- [Task requirements]: Determine the count of lines holding the string "ahwahshema". Return only the number.

- [Recorded information]:
====

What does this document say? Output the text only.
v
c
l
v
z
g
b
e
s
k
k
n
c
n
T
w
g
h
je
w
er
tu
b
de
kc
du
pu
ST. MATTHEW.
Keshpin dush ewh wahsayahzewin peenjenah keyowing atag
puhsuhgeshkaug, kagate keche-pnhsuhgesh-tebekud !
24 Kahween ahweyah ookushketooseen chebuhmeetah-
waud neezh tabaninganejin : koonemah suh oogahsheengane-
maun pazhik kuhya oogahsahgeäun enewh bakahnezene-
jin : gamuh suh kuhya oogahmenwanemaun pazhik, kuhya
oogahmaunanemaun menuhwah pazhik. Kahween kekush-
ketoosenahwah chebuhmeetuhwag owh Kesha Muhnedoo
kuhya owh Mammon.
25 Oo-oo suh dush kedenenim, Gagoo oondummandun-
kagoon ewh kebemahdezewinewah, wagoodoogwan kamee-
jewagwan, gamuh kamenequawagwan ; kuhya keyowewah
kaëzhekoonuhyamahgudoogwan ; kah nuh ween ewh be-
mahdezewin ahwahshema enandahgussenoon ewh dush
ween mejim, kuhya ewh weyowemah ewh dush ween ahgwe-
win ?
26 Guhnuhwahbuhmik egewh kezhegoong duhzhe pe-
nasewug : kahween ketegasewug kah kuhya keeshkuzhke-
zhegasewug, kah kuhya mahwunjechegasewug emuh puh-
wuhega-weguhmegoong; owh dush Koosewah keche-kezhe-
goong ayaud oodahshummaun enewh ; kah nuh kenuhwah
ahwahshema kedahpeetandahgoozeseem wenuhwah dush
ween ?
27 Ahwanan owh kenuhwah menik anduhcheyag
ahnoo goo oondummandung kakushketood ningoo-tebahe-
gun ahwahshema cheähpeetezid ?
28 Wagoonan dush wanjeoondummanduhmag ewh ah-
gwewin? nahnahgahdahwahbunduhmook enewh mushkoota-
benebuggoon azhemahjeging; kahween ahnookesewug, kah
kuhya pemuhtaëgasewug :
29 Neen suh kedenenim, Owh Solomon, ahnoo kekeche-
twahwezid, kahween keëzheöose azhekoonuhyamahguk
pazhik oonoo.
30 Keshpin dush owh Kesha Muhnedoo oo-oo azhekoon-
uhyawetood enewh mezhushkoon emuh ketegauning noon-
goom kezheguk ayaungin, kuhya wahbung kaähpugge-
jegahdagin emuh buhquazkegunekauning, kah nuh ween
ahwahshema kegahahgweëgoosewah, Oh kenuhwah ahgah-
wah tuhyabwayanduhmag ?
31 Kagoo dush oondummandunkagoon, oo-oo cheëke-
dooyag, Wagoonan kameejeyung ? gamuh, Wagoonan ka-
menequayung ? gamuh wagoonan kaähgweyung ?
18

====

- [Written solution]: 4